### AIM OF THE EXERCISE
In the entries that follow, how many lines hold the string "Cambodia"? Give only that number.

### LISTED RECORDS

## Start

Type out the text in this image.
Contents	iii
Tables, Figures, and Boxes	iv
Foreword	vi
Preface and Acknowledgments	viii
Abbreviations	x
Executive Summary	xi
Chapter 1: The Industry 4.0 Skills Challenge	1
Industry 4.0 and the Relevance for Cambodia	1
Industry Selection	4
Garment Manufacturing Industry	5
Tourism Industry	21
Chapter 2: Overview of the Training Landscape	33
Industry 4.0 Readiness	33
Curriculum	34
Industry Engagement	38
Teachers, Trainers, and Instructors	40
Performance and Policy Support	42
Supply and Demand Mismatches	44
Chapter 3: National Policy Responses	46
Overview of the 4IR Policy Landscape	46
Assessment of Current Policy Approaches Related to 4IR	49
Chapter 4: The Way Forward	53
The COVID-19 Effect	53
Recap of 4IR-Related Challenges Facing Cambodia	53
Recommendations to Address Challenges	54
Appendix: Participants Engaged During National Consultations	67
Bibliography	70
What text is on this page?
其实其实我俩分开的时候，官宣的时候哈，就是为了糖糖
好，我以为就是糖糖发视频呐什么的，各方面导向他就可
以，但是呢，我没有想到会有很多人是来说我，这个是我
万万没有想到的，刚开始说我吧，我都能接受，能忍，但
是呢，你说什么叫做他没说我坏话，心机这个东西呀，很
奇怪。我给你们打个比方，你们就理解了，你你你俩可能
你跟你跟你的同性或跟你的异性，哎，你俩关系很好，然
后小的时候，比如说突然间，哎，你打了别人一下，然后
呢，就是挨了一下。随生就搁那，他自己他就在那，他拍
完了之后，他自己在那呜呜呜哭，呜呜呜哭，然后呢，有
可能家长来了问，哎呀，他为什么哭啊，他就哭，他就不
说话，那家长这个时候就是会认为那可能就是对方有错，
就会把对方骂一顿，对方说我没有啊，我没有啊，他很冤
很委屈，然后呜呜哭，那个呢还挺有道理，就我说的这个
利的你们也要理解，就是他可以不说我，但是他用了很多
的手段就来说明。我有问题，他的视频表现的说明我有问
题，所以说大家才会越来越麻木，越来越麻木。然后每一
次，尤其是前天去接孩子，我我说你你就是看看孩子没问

## End

### RESPONSE TO THE TASK
2